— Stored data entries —
****************************************

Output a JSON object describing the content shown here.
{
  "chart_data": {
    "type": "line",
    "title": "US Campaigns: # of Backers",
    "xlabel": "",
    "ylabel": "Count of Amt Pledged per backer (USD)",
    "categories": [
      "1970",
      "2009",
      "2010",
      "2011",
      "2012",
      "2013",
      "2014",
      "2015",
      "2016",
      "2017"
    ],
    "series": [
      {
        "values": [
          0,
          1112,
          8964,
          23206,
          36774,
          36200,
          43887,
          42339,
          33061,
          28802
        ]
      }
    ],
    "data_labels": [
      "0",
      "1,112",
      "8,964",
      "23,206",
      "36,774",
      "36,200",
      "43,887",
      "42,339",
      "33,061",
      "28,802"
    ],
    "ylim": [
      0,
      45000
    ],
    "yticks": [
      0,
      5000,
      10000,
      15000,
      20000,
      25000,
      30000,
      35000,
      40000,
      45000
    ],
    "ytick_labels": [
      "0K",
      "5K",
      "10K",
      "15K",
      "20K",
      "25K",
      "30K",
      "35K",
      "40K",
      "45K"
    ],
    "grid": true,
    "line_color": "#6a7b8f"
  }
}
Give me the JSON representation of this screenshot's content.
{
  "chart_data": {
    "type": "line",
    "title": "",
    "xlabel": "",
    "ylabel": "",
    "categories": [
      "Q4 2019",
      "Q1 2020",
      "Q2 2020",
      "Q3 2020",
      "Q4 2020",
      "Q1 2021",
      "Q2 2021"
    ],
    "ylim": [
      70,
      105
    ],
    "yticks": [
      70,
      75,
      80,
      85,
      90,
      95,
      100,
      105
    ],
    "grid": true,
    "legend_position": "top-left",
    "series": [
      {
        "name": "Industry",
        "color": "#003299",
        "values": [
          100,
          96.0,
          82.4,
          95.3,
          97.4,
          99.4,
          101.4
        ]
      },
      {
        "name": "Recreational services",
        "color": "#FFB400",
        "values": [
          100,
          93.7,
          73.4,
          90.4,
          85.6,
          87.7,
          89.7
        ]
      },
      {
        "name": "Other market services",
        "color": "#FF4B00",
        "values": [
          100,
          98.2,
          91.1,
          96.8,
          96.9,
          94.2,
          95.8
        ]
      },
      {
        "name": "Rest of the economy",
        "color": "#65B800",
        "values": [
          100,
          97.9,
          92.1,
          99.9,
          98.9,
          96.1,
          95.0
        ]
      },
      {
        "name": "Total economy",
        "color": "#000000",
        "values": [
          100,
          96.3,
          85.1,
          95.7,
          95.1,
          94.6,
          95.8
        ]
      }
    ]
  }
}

****************************************

— What the exercise asks —
Using the exact wording, write out all of the records.

— Solved exercise —
Output a JSON object describing the content shown here.
{
  "chart_data": {
    "type": "line",
    "title": "US Campaigns: # of Backers",
    "xlabel": "",
    "ylabel": "Count of Amt Pledged per backer (USD)",
    "categories": [
      "1970",
      "2009",
      "2010",
      "2011",
      "2012",
      "2013",
      "2014",
      "2015",
      "2016",
      "2017"
    ],
    "series": [
      {
        "values": [
          0,
          1112,
          8964,
          23206,
          36774,
          36200,
          43887,
          42339,
          33061,
          28802
        ]
      }
    ],
    "data_labels": [
      "0",
      "1,112",
      "8,964",
      "23,206",
      "36,774",
      "36,200",
      "43,887",
      "42,339",
      "33,061",
      "28,802"
    ],
    "ylim": [
      0,
      45000
    ],
    "yticks": [
      0,
      5000,
      10000,
      15000,
      20000,
      25000,
      30000,
      35000,
      40000,
      45000
    ],
    "ytick_labels": [
      "0K",
      "5K",
      "10K",
      "15K",
      "20K",
      "25K",
      "30K",
      "35K",
      "40K",
      "45K"
    ],
    "grid": true,
    "line_color": "#6a7b8f"
  }
}
Give me the JSON representation of this screenshot's content.
{
  "chart_data": {
    "type": "line",
    "title": "",
    "xlabel": "",
    "ylabel": "",
    "categories": [
      "Q4 2019",
      "Q1 2020",
      "Q2 2020",
      "Q3 2020",
      "Q4 2020",
      "Q1 2021",
      "Q2 2021"
    ],
    "ylim": [
      70,
      105
    ],
    "yticks": [
      70,
      75,
      80,
      85,
      90,
      95,
      100,
      105
    ],
    "grid": true,
    "legend_position": "top-left",
    "series": [
      {
        "name": "Industry",
        "color": "#003299",
        "values": [
          100,
          96.0,
          82.4,
          95.3,
          97.4,
          99.4,
          101.4
        ]
      },
      {
        "name": "Recreational services",
        "color": "#FFB400",
        "values": [
          100,
          93.7,
          73.4,
          90.4,
          85.6,
          87.7,
          89.7
        ]
      },
      {
        "name": "Other market services",
        "color": "#FF4B00",
        "values": [
          100,
          98.2,
          91.1,
          96.8,
          96.9,
          94.2,
          95.8
        ]
      },
      {
        "name": "Rest of the economy",
        "color": "#65B800",
        "values": [
          100,
          97.9,
          92.1,
          99.9,
          98.9,
          96.1,
          95.0
        ]
      },
      {
        "name": "Total economy",
        "color": "#000000",
        "values": [
          100,
          96.3,
          85.1,
          95.7,
          95.1,
          94.6,
          95.8
        ]
      }
    ]
  }
}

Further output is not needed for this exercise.